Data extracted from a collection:
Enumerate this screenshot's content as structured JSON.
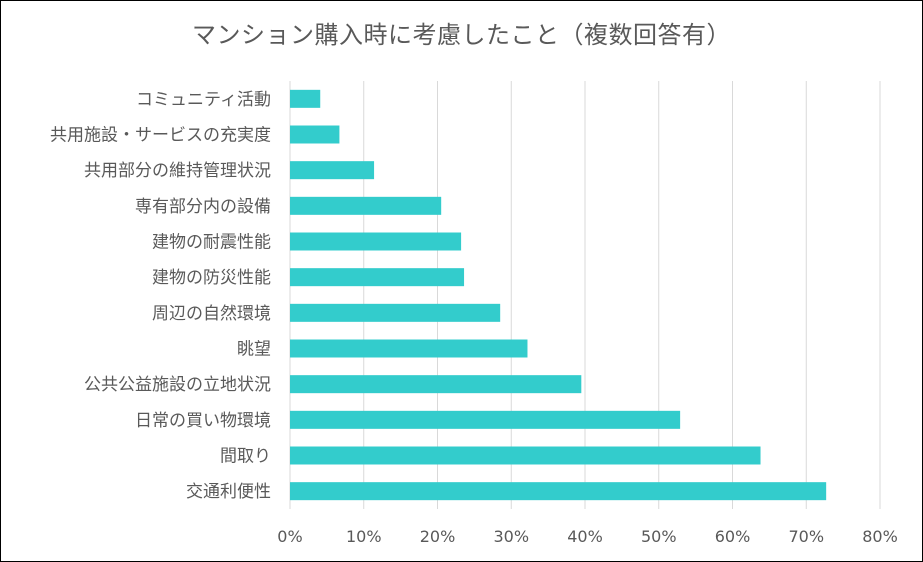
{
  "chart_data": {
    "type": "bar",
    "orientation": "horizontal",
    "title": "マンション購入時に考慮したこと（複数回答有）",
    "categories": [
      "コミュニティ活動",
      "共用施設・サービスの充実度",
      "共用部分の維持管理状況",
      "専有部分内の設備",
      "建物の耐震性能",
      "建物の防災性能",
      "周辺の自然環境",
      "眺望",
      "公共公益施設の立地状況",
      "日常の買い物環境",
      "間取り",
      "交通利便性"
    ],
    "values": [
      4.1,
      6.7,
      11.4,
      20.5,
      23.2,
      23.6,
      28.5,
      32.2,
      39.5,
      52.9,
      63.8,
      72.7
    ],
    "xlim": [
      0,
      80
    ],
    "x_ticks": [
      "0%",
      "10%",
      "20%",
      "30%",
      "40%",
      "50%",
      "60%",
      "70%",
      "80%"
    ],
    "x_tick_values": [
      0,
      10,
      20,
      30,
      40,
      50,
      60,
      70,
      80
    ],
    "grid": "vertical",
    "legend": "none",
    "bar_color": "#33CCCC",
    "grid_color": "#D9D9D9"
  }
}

...

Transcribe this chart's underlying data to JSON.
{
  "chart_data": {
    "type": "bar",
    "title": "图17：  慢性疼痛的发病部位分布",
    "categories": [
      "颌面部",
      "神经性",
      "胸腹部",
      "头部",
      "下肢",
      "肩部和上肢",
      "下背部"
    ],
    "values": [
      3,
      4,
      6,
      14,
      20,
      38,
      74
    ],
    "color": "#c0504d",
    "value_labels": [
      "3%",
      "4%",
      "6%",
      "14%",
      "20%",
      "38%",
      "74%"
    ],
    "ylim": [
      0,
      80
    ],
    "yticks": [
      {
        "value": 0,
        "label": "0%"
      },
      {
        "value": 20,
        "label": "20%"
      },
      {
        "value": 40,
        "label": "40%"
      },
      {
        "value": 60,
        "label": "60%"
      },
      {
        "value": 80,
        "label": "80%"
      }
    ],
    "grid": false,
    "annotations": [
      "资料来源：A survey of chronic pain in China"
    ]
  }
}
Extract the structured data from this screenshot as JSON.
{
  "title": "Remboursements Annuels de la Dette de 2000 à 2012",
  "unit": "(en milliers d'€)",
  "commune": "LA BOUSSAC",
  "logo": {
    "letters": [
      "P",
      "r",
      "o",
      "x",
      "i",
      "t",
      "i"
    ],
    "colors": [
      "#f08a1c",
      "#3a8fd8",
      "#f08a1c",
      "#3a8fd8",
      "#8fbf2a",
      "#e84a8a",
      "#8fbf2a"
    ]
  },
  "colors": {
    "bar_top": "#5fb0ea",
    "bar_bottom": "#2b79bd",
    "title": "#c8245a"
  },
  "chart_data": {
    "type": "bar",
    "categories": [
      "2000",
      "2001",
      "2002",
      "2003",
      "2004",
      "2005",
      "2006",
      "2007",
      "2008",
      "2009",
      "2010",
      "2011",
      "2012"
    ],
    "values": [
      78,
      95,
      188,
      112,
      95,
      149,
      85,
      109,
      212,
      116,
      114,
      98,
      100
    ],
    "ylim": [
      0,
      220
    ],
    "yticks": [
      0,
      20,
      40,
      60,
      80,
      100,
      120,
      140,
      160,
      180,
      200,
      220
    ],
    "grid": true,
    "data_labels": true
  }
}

** What this task involves **
Which lines contain "structured"? Show each of them.

** The completed task **
Enumerate this screenshot's content as structured JSON.
Extract the structured data from this screenshot as JSON.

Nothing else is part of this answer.